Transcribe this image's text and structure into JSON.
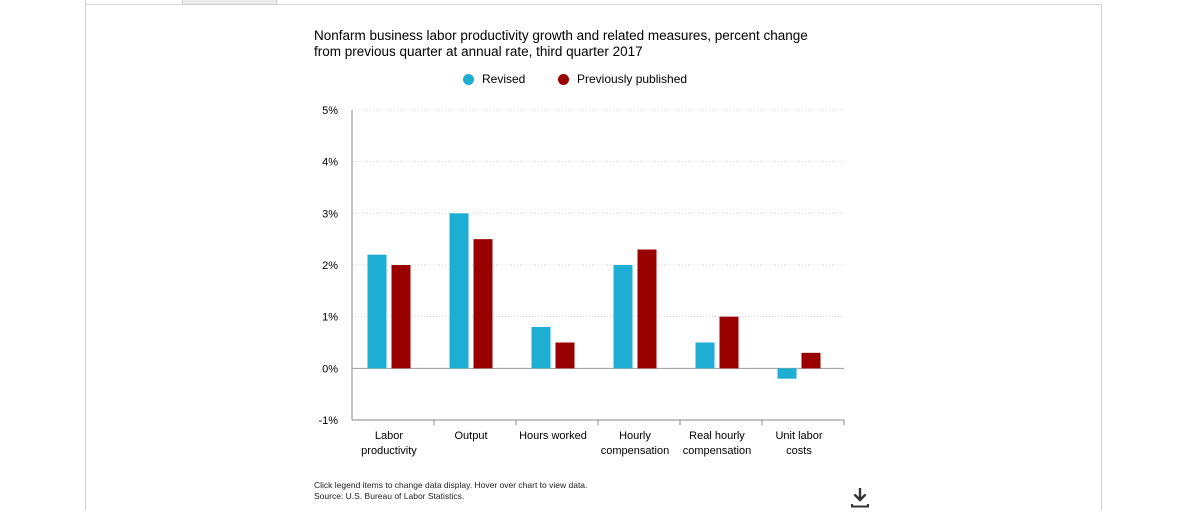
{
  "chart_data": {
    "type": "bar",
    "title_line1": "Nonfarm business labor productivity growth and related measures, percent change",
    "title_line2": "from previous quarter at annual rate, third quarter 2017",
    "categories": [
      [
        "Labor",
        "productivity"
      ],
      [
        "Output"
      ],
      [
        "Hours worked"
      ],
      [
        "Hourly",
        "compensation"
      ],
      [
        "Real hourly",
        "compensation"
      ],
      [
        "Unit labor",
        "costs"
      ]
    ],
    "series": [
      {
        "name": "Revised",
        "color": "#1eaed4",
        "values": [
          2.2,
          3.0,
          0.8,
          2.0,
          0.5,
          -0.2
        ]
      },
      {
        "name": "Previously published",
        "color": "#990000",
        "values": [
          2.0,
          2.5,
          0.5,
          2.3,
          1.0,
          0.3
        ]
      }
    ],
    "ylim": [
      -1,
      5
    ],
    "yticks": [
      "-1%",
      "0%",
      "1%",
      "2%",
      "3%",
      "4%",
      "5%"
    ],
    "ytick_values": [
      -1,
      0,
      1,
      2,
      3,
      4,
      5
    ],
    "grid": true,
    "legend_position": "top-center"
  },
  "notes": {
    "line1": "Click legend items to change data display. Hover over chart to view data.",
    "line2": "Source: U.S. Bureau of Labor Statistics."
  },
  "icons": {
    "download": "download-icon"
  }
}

####################

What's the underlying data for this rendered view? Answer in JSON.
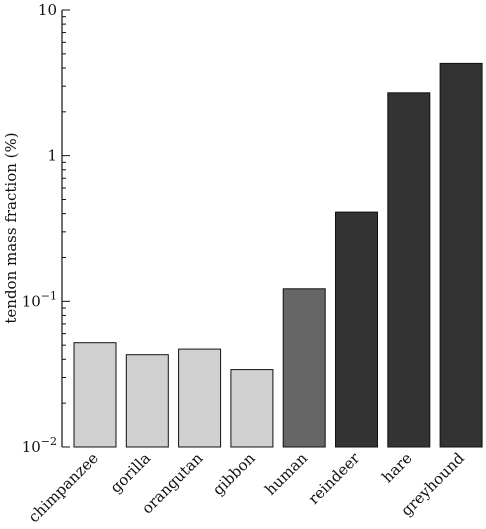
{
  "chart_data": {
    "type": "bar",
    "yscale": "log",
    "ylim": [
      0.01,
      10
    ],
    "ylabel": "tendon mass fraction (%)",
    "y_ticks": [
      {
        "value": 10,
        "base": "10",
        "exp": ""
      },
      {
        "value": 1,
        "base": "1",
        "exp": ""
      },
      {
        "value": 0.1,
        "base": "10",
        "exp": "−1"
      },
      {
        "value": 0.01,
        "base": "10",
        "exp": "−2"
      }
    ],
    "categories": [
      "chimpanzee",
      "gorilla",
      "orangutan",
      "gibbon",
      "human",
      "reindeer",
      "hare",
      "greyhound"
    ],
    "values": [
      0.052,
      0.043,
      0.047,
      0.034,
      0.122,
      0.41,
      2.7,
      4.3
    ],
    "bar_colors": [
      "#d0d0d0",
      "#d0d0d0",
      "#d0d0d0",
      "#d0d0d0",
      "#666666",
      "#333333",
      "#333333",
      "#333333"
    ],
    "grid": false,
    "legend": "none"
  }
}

####################

TASK TO COMPLETE: Copy each line of the preceding data that contains the string "productivity".

RESULT:
    "title_line1": "Nonfarm business labor productivity growth and related measures, percent change",
        "productivity"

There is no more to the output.